> [DATA TO PROCESS]
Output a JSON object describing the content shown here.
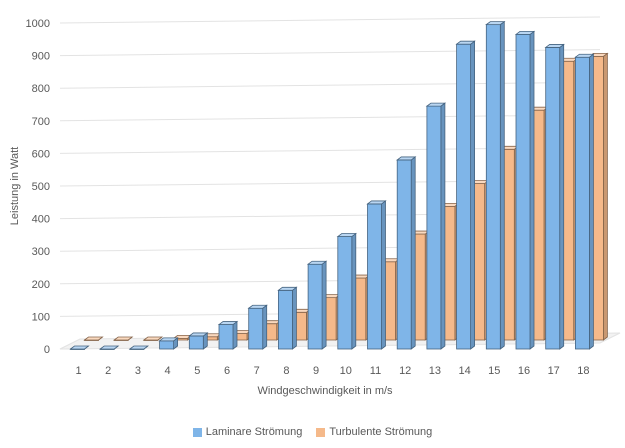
{
  "chart_data": {
    "type": "bar",
    "three_d": true,
    "title": "",
    "xlabel": "Windgeschwindigkeit in m/s",
    "ylabel": "Leistung in Watt",
    "ylim": [
      0,
      1000
    ],
    "yticks": [
      0,
      100,
      200,
      300,
      400,
      500,
      600,
      700,
      800,
      900,
      1000
    ],
    "categories": [
      "1",
      "2",
      "3",
      "4",
      "5",
      "6",
      "7",
      "8",
      "9",
      "10",
      "11",
      "12",
      "13",
      "14",
      "15",
      "16",
      "17",
      "18"
    ],
    "series": [
      {
        "name": "Laminare Strömung",
        "color": "#7fb5e8",
        "values": [
          0,
          0,
          0,
          25,
          40,
          75,
          125,
          180,
          260,
          345,
          445,
          580,
          745,
          935,
          995,
          965,
          925,
          895
        ]
      },
      {
        "name": "Turbulente Strömung",
        "color": "#f5b98a",
        "values": [
          0,
          0,
          0,
          5,
          10,
          20,
          50,
          85,
          130,
          190,
          240,
          325,
          410,
          480,
          585,
          705,
          855,
          870
        ]
      }
    ],
    "grid": true,
    "legend_position": "bottom"
  }
}
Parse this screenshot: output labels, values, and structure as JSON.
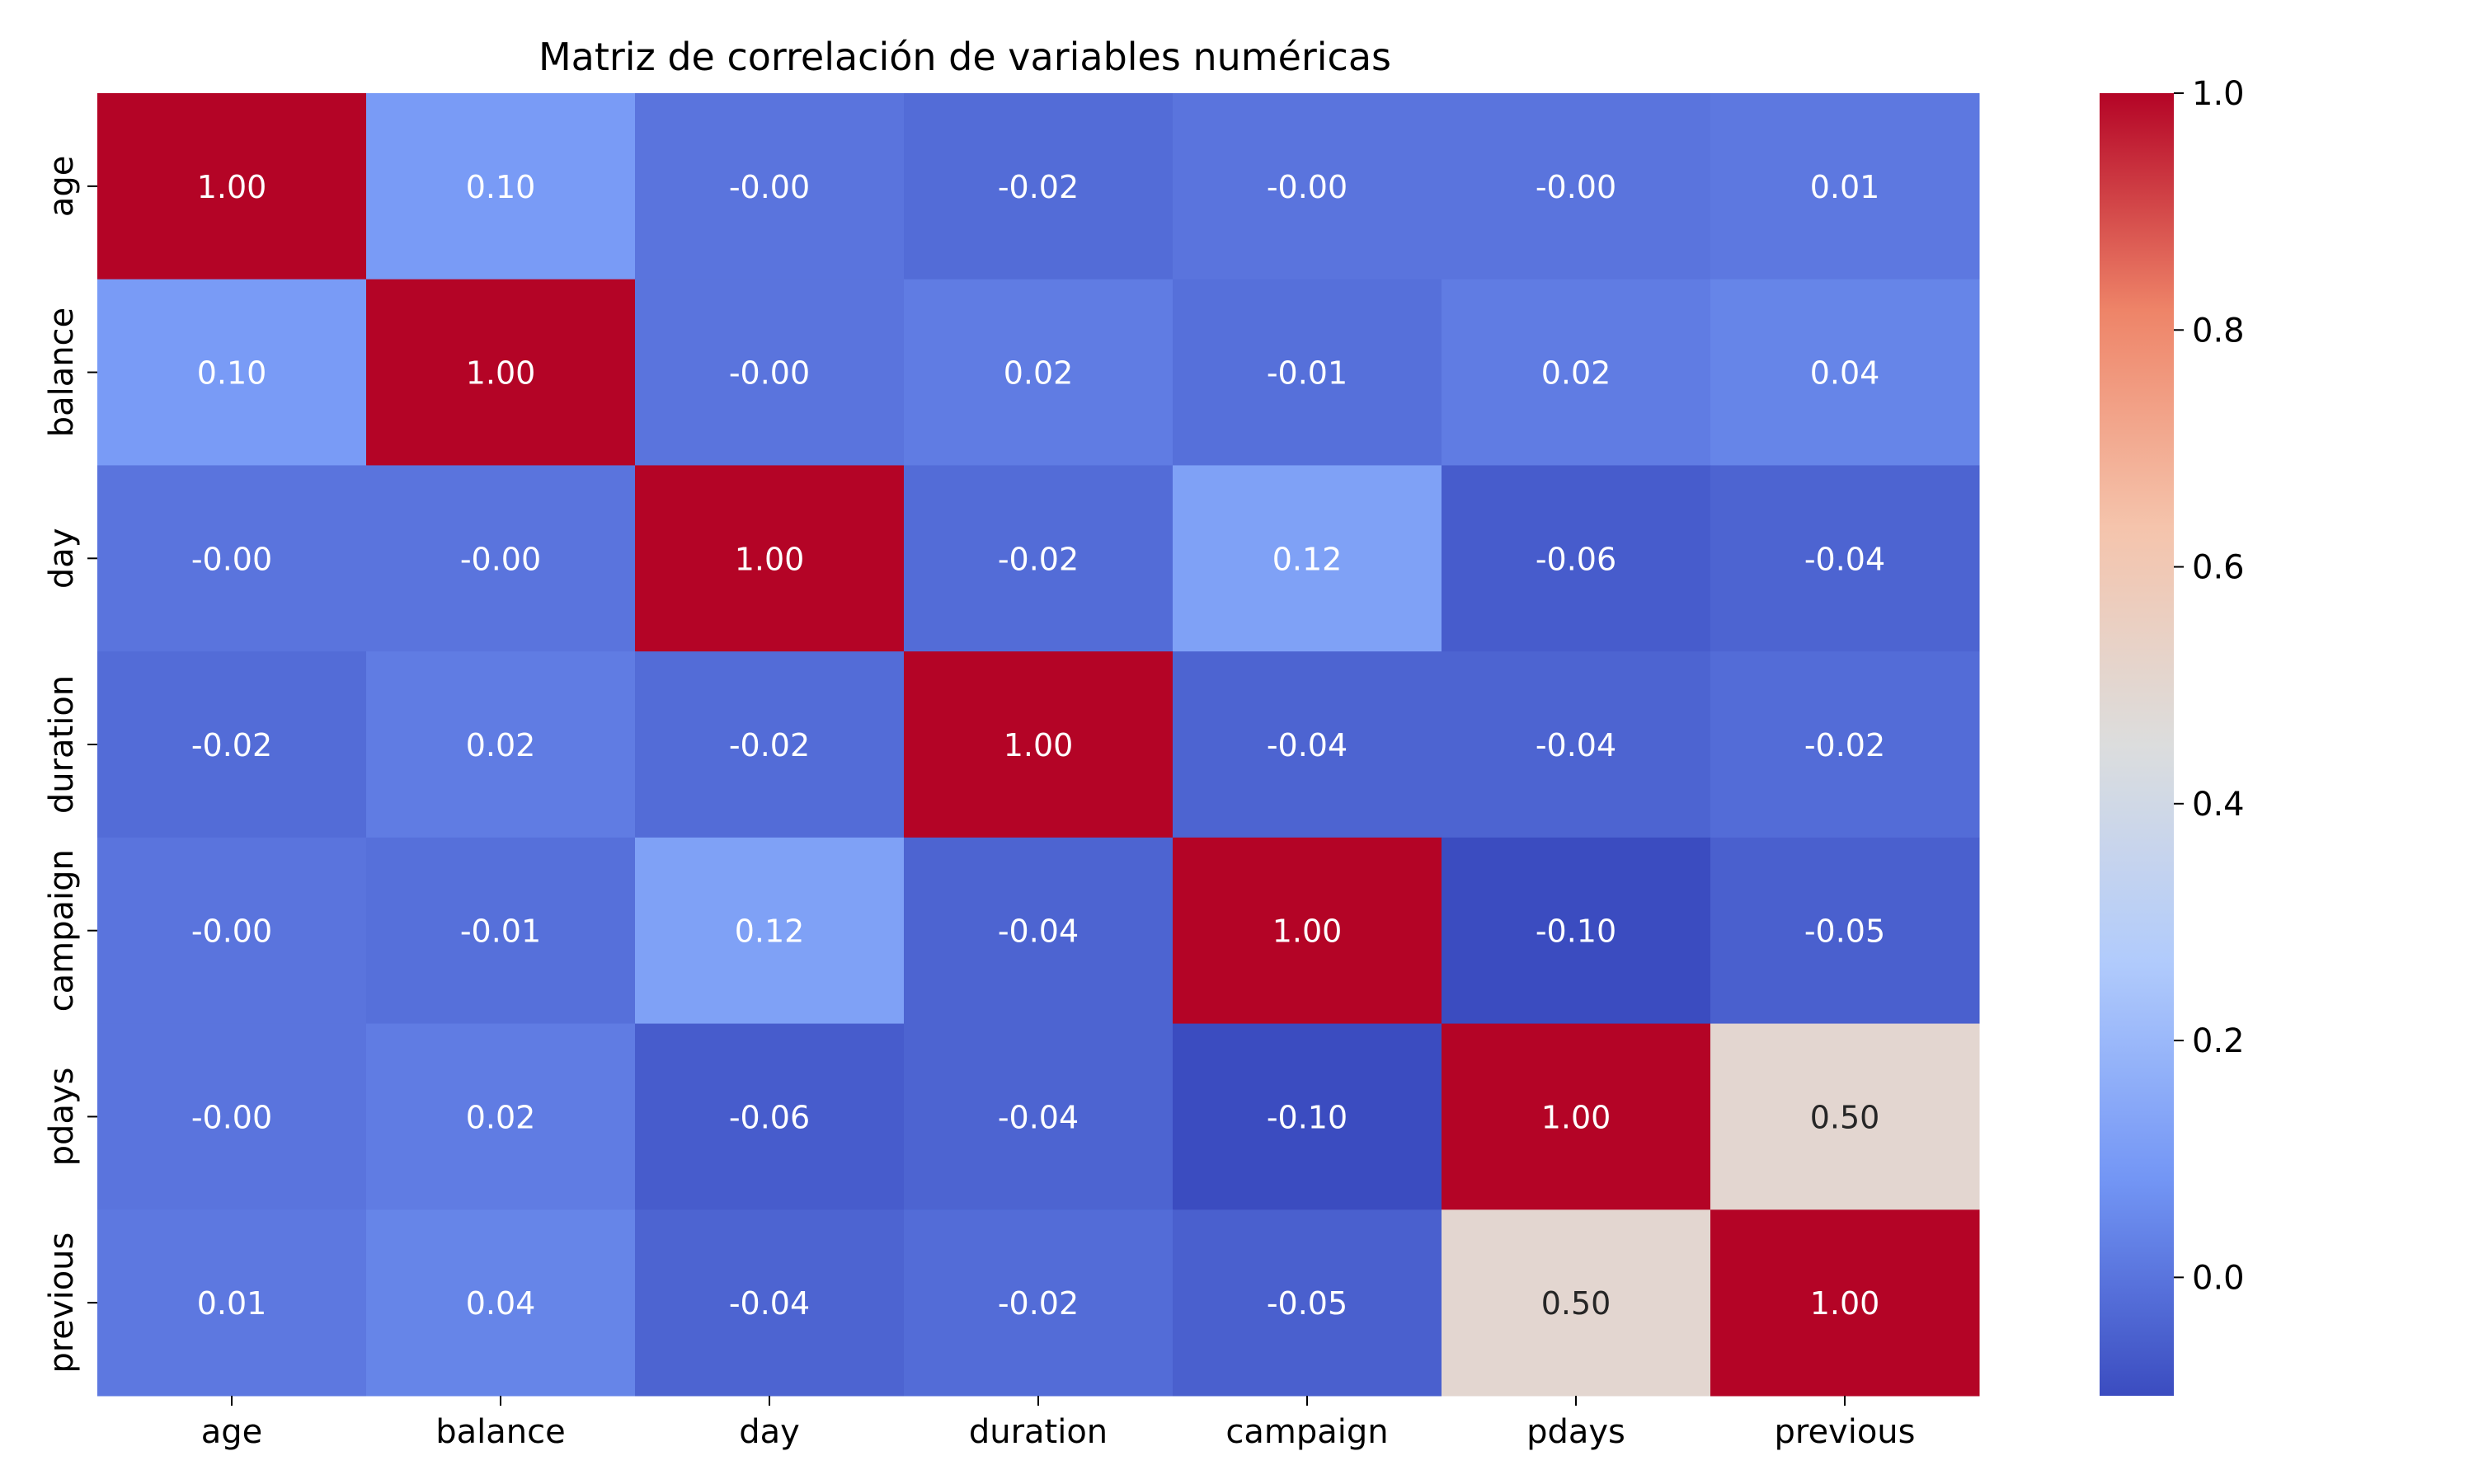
{
  "chart_data": {
    "type": "heatmap",
    "title": "Matriz de correlación de variables numéricas",
    "xlabel": "",
    "ylabel": "",
    "x_categories": [
      "age",
      "balance",
      "day",
      "duration",
      "campaign",
      "pdays",
      "previous"
    ],
    "y_categories": [
      "age",
      "balance",
      "day",
      "duration",
      "campaign",
      "pdays",
      "previous"
    ],
    "values": [
      [
        1.0,
        0.1,
        -0.0,
        -0.02,
        -0.0,
        -0.0,
        0.01
      ],
      [
        0.1,
        1.0,
        -0.0,
        0.02,
        -0.01,
        0.02,
        0.04
      ],
      [
        -0.0,
        -0.0,
        1.0,
        -0.02,
        0.12,
        -0.06,
        -0.04
      ],
      [
        -0.02,
        0.02,
        -0.02,
        1.0,
        -0.04,
        -0.04,
        -0.02
      ],
      [
        -0.0,
        -0.01,
        0.12,
        -0.04,
        1.0,
        -0.1,
        -0.05
      ],
      [
        -0.0,
        0.02,
        -0.06,
        -0.04,
        -0.1,
        1.0,
        0.5
      ],
      [
        0.01,
        0.04,
        -0.04,
        -0.02,
        -0.05,
        0.5,
        1.0
      ]
    ],
    "value_labels": [
      [
        "1.00",
        "0.10",
        "-0.00",
        "-0.02",
        "-0.00",
        "-0.00",
        "0.01"
      ],
      [
        "0.10",
        "1.00",
        "-0.00",
        "0.02",
        "-0.01",
        "0.02",
        "0.04"
      ],
      [
        "-0.00",
        "-0.00",
        "1.00",
        "-0.02",
        "0.12",
        "-0.06",
        "-0.04"
      ],
      [
        "-0.02",
        "0.02",
        "-0.02",
        "1.00",
        "-0.04",
        "-0.04",
        "-0.02"
      ],
      [
        "-0.00",
        "-0.01",
        "0.12",
        "-0.04",
        "1.00",
        "-0.10",
        "-0.05"
      ],
      [
        "-0.00",
        "0.02",
        "-0.06",
        "-0.04",
        "-0.10",
        "1.00",
        "0.50"
      ],
      [
        "0.01",
        "0.04",
        "-0.04",
        "-0.02",
        "-0.05",
        "0.50",
        "1.00"
      ]
    ],
    "colormap": "coolwarm",
    "color_stops": [
      "#3b4cc0",
      "#7396f5",
      "#b1cbfc",
      "#dcdddd",
      "#f5c4ac",
      "#ee8468",
      "#b40426"
    ],
    "vmin": -0.1,
    "vmax": 1.0,
    "colorbar_ticks": [
      0.0,
      0.2,
      0.4,
      0.6,
      0.8,
      1.0
    ],
    "colorbar_tick_labels": [
      "0.0",
      "0.2",
      "0.4",
      "0.6",
      "0.8",
      "1.0"
    ],
    "grid": false,
    "legend": "colorbar-right"
  }
}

> [SET TASK] Repeat the full listing above exactly, with no pictures in the copy.

> [EXPECTED OUTPUT]
Output a JSON object describing the content shown here.
{
  "chart_data": {
    "type": "bar",
    "three_d": true,
    "title": "",
    "xlabel": "Windgeschwindigkeit in m/s",
    "ylabel": "Leistung in Watt",
    "ylim": [
      0,
      1000
    ],
    "yticks": [
      0,
      100,
      200,
      300,
      400,
      500,
      600,
      700,
      800,
      900,
      1000
    ],
    "categories": [
      "1",
      "2",
      "3",
      "4",
      "5",
      "6",
      "7",
      "8",
      "9",
      "10",
      "11",
      "12",
      "13",
      "14",
      "15",
      "16",
      "17",
      "18"
    ],
    "series": [
      {
        "name": "Laminare Strömung",
        "color": "#7fb5e8",
        "values": [
          0,
          0,
          0,
          25,
          40,
          75,
          125,
          180,
          260,
          345,
          445,
          580,
          745,
          935,
          995,
          965,
          925,
          895
        ]
      },
      {
        "name": "Turbulente Strömung",
        "color": "#f5b98a",
        "values": [
          0,
          0,
          0,
          5,
          10,
          20,
          50,
          85,
          130,
          190,
          240,
          325,
          410,
          480,
          585,
          705,
          855,
          870
        ]
      }
    ],
    "grid": true,
    "legend_position": "bottom"
  }
}
Parse this screenshot: output labels, values, and structure as JSON.
{
  "chart_data": {
    "type": "heatmap",
    "title": "Matriz de correlación de variables numéricas",
    "xlabel": "",
    "ylabel": "",
    "x_categories": [
      "age",
      "balance",
      "day",
      "duration",
      "campaign",
      "pdays",
      "previous"
    ],
    "y_categories": [
      "age",
      "balance",
      "day",
      "duration",
      "campaign",
      "pdays",
      "previous"
    ],
    "values": [
      [
        1.0,
        0.1,
        -0.0,
        -0.02,
        -0.0,
        -0.0,
        0.01
      ],
      [
        0.1,
        1.0,
        -0.0,
        0.02,
        -0.01,
        0.02,
        0.04
      ],
      [
        -0.0,
        -0.0,
        1.0,
        -0.02,
        0.12,
        -0.06,
        -0.04
      ],
      [
        -0.02,
        0.02,
        -0.02,
        1.0,
        -0.04,
        -0.04,
        -0.02
      ],
      [
        -0.0,
        -0.01,
        0.12,
        -0.04,
        1.0,
        -0.1,
        -0.05
      ],
      [
        -0.0,
        0.02,
        -0.06,
        -0.04,
        -0.1,
        1.0,
        0.5
      ],
      [
        0.01,
        0.04,
        -0.04,
        -0.02,
        -0.05,
        0.5,
        1.0
      ]
    ],
    "value_labels": [
      [
        "1.00",
        "0.10",
        "-0.00",
        "-0.02",
        "-0.00",
        "-0.00",
        "0.01"
      ],
      [
        "0.10",
        "1.00",
        "-0.00",
        "0.02",
        "-0.01",
        "0.02",
        "0.04"
      ],
      [
        "-0.00",
        "-0.00",
        "1.00",
        "-0.02",
        "0.12",
        "-0.06",
        "-0.04"
      ],
      [
        "-0.02",
        "0.02",
        "-0.02",
        "1.00",
        "-0.04",
        "-0.04",
        "-0.02"
      ],
      [
        "-0.00",
        "-0.01",
        "0.12",
        "-0.04",
        "1.00",
        "-0.10",
        "-0.05"
      ],
      [
        "-0.00",
        "0.02",
        "-0.06",
        "-0.04",
        "-0.10",
        "1.00",
        "0.50"
      ],
      [
        "0.01",
        "0.04",
        "-0.04",
        "-0.02",
        "-0.05",
        "0.50",
        "1.00"
      ]
    ],
    "colormap": "coolwarm",
    "color_stops": [
      "#3b4cc0",
      "#7396f5",
      "#b1cbfc",
      "#dcdddd",
      "#f5c4ac",
      "#ee8468",
      "#b40426"
    ],
    "vmin": -0.1,
    "vmax": 1.0,
    "colorbar_ticks": [
      0.0,
      0.2,
      0.4,
      0.6,
      0.8,
      1.0
    ],
    "colorbar_tick_labels": [
      "0.0",
      "0.2",
      "0.4",
      "0.6",
      "0.8",
      "1.0"
    ],
    "grid": false,
    "legend": "colorbar-right"
  }
}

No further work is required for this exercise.